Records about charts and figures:
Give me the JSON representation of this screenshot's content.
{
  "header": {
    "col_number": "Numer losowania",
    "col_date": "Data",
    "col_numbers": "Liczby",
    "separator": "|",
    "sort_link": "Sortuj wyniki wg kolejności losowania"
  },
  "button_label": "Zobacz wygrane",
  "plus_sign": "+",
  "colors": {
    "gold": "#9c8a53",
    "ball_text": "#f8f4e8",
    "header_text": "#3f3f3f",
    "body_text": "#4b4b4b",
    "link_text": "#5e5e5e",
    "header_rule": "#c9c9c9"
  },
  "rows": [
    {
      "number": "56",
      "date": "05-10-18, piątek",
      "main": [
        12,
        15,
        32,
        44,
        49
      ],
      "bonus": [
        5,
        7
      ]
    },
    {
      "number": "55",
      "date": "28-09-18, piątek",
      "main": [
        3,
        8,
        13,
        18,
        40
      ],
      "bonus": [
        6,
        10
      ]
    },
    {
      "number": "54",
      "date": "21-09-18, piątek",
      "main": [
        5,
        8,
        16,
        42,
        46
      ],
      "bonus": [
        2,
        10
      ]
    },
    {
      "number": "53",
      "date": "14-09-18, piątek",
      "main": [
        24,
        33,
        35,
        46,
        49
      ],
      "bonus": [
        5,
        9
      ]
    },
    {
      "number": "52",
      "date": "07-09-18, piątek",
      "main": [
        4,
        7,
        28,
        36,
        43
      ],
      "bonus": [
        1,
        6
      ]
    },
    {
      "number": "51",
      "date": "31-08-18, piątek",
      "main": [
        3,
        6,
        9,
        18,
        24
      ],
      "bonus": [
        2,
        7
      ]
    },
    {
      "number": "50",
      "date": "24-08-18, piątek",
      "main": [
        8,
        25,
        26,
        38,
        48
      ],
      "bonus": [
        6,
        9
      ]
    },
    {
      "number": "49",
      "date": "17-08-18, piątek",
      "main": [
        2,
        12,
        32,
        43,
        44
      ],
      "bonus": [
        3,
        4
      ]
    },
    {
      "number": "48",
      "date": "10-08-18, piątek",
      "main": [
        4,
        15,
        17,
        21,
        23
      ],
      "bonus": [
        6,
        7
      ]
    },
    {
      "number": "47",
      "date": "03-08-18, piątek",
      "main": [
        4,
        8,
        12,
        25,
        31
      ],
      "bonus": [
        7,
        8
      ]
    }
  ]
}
==
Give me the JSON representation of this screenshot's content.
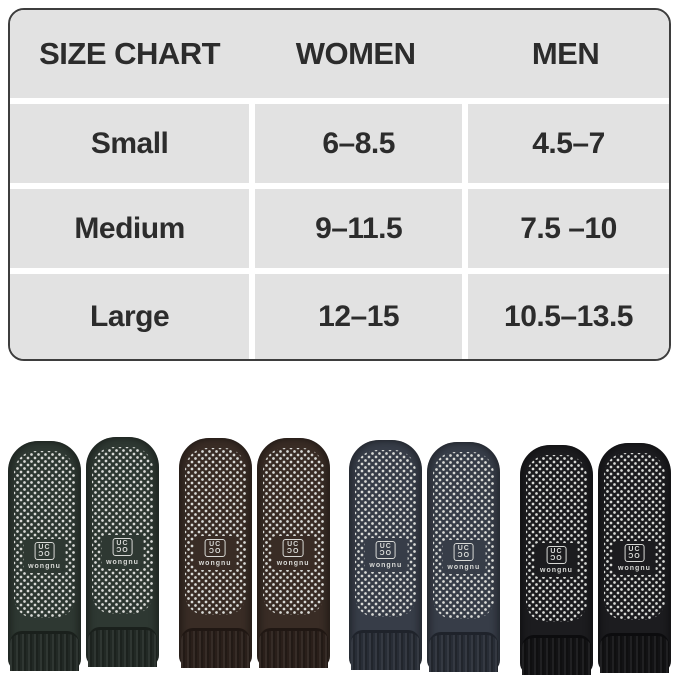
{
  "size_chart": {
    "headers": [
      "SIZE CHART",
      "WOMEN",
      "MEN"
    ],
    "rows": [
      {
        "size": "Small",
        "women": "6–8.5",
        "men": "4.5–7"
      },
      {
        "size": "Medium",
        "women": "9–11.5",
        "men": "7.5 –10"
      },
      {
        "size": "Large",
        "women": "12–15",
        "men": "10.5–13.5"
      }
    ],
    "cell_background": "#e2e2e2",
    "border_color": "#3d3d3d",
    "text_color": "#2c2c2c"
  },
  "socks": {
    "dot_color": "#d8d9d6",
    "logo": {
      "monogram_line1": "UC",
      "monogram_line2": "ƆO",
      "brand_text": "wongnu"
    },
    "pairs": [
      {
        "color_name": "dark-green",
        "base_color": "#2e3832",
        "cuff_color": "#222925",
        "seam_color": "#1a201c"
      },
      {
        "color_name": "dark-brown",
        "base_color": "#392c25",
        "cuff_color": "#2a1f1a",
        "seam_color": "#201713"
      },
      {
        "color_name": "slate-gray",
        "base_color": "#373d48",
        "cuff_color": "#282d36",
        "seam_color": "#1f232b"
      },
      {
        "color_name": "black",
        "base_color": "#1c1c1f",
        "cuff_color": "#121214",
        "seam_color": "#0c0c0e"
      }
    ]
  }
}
--
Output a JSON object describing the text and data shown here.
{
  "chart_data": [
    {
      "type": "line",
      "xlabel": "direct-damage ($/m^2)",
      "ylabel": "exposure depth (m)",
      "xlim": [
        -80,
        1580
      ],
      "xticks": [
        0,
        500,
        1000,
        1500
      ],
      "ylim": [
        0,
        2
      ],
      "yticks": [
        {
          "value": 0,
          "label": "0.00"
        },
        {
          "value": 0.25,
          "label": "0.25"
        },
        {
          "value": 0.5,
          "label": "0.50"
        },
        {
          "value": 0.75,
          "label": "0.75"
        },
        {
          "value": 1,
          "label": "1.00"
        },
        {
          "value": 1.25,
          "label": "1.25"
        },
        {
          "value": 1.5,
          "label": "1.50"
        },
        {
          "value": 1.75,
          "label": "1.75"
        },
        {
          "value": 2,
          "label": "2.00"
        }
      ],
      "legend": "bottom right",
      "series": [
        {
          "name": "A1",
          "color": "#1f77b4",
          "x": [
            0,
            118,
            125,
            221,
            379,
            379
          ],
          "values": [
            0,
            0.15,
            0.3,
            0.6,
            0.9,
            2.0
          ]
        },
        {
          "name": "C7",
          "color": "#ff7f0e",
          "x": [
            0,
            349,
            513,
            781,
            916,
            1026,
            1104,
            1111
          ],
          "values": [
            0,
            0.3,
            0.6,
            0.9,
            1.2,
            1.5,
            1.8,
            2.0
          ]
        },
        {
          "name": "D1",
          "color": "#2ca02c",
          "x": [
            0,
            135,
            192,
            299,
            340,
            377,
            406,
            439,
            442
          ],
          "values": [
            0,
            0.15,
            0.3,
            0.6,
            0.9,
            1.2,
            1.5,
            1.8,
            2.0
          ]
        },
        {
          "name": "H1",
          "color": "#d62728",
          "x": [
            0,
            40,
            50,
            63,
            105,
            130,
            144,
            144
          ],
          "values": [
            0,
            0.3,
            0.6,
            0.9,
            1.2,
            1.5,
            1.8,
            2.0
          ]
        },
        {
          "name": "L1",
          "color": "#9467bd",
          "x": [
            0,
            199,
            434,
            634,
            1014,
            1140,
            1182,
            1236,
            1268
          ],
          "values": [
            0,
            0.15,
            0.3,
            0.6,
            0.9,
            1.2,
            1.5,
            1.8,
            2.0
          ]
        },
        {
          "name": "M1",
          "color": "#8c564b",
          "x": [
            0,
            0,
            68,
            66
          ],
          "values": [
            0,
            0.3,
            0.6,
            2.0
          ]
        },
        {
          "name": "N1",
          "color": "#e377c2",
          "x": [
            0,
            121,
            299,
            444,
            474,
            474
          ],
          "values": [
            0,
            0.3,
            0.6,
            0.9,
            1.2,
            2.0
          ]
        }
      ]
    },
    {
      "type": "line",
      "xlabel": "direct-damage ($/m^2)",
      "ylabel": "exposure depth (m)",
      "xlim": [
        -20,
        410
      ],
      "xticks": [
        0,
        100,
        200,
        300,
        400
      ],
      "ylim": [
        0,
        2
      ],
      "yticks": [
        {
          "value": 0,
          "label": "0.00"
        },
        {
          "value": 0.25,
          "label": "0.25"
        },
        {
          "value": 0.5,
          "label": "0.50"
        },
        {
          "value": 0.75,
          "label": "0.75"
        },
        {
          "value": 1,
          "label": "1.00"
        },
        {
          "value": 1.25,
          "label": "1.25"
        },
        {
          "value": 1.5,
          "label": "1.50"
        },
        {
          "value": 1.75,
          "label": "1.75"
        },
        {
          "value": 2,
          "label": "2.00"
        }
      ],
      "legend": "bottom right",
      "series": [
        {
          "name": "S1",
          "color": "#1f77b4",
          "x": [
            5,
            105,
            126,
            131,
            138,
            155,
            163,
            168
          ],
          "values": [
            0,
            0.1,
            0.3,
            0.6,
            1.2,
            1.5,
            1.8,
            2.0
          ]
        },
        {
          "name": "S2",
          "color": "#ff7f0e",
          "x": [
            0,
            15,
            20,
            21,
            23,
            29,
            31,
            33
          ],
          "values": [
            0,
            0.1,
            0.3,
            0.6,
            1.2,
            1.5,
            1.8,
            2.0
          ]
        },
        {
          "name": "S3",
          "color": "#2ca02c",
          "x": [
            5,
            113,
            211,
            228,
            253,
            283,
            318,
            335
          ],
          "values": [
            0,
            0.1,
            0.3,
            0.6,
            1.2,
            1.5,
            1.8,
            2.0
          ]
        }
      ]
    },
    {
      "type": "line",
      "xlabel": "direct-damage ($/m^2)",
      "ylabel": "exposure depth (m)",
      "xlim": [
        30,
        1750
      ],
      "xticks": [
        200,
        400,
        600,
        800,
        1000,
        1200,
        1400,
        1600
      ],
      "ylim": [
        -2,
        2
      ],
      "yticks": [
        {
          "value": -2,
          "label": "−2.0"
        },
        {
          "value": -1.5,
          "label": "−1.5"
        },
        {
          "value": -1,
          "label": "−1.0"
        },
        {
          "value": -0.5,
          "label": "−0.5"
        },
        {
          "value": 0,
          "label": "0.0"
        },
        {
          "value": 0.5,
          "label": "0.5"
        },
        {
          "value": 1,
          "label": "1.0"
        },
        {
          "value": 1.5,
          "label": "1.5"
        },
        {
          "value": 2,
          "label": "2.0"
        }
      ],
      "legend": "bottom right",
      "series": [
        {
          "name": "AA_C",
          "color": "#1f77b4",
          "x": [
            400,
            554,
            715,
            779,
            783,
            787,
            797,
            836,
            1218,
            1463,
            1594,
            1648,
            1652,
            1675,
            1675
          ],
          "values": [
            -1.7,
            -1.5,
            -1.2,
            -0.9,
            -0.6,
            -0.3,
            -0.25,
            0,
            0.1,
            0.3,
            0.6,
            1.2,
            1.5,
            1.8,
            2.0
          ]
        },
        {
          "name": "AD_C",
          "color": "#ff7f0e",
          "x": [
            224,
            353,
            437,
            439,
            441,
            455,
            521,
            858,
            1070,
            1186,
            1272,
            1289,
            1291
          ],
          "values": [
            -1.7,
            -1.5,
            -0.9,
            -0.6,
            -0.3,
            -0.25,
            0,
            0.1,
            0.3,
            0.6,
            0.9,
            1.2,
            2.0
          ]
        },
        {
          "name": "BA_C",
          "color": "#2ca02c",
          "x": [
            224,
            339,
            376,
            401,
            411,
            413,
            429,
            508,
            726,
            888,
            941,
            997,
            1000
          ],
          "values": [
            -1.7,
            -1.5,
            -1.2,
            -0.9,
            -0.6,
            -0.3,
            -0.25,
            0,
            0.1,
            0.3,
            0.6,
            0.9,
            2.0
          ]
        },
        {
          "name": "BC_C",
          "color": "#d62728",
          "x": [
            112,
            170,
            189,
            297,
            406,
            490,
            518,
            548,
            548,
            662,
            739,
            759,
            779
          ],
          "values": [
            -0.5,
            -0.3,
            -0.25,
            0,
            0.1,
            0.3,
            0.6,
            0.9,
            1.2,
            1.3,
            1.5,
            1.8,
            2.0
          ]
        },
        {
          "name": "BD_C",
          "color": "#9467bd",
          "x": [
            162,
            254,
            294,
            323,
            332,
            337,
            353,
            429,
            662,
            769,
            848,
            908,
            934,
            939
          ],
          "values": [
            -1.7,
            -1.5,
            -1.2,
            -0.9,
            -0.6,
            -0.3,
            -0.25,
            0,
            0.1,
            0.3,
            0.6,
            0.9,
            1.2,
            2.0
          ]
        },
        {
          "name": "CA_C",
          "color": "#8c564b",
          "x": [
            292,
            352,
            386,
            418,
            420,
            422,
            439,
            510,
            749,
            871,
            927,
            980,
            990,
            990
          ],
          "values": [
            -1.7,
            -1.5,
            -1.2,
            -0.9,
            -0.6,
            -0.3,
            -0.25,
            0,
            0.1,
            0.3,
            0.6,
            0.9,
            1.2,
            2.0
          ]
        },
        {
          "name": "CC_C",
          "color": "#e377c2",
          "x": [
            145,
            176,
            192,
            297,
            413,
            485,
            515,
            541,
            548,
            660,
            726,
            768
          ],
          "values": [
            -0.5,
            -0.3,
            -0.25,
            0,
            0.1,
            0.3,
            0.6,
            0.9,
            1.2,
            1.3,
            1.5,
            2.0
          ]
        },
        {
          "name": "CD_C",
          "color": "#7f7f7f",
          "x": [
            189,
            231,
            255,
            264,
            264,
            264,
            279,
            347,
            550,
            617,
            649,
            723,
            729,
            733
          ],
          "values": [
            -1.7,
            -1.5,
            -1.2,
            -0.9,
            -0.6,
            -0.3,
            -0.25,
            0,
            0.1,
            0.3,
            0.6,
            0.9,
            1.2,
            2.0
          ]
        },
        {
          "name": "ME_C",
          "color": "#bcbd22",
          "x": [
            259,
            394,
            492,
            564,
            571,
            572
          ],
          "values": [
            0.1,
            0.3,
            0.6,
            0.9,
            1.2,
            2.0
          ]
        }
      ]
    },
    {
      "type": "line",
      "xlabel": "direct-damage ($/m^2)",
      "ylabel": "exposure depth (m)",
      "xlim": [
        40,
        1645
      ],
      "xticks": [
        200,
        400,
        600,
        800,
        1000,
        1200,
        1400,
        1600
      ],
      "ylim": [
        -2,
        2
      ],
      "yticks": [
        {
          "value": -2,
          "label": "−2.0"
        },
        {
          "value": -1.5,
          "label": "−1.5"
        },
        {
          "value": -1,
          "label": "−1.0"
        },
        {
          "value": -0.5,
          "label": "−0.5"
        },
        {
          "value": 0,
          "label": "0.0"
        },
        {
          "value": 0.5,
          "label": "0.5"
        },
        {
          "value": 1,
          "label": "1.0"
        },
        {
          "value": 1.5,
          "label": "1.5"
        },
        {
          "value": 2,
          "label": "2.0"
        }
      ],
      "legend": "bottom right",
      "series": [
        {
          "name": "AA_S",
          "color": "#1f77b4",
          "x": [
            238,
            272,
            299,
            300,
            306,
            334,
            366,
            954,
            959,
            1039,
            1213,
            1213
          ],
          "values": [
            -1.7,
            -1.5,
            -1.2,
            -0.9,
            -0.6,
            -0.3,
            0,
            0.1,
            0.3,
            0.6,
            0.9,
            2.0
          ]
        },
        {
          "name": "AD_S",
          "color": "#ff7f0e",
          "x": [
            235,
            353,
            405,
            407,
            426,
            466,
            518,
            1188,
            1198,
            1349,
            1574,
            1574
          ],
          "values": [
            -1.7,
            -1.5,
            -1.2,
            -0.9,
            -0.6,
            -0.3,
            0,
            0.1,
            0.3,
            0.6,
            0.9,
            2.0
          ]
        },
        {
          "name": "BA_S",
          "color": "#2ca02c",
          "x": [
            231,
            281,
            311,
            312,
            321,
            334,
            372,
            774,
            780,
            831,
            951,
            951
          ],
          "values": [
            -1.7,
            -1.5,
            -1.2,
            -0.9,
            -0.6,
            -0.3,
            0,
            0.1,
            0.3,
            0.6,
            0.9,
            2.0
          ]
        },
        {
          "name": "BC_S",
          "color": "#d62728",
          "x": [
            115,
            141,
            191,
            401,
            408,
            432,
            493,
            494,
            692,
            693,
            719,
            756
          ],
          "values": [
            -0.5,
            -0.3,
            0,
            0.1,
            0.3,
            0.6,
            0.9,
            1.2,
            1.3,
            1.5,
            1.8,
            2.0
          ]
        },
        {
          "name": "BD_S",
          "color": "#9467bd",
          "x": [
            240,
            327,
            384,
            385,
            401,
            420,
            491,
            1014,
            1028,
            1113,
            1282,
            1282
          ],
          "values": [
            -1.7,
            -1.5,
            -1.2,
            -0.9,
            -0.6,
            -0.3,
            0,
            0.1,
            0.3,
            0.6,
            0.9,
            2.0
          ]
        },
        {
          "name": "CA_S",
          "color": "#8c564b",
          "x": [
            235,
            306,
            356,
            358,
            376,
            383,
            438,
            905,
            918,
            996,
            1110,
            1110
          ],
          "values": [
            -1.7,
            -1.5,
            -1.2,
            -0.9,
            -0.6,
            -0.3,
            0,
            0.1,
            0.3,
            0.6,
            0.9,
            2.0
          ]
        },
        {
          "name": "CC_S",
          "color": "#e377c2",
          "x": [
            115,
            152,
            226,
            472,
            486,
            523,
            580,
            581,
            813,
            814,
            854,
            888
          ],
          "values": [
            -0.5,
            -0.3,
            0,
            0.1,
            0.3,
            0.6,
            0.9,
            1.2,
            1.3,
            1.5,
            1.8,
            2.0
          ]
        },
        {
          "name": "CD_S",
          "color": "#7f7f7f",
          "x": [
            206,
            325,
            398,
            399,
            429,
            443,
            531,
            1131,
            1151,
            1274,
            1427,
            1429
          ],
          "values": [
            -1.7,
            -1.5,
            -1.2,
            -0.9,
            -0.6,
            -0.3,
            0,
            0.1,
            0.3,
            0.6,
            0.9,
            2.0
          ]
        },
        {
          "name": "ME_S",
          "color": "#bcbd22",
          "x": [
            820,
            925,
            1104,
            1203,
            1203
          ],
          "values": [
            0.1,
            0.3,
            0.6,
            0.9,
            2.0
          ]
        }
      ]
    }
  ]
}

§ Required work:
Return only those lines of the records that contain the string "dark".

§ Answer below:
        "color_name": "dark-green",
        "color_name": "dark-brown",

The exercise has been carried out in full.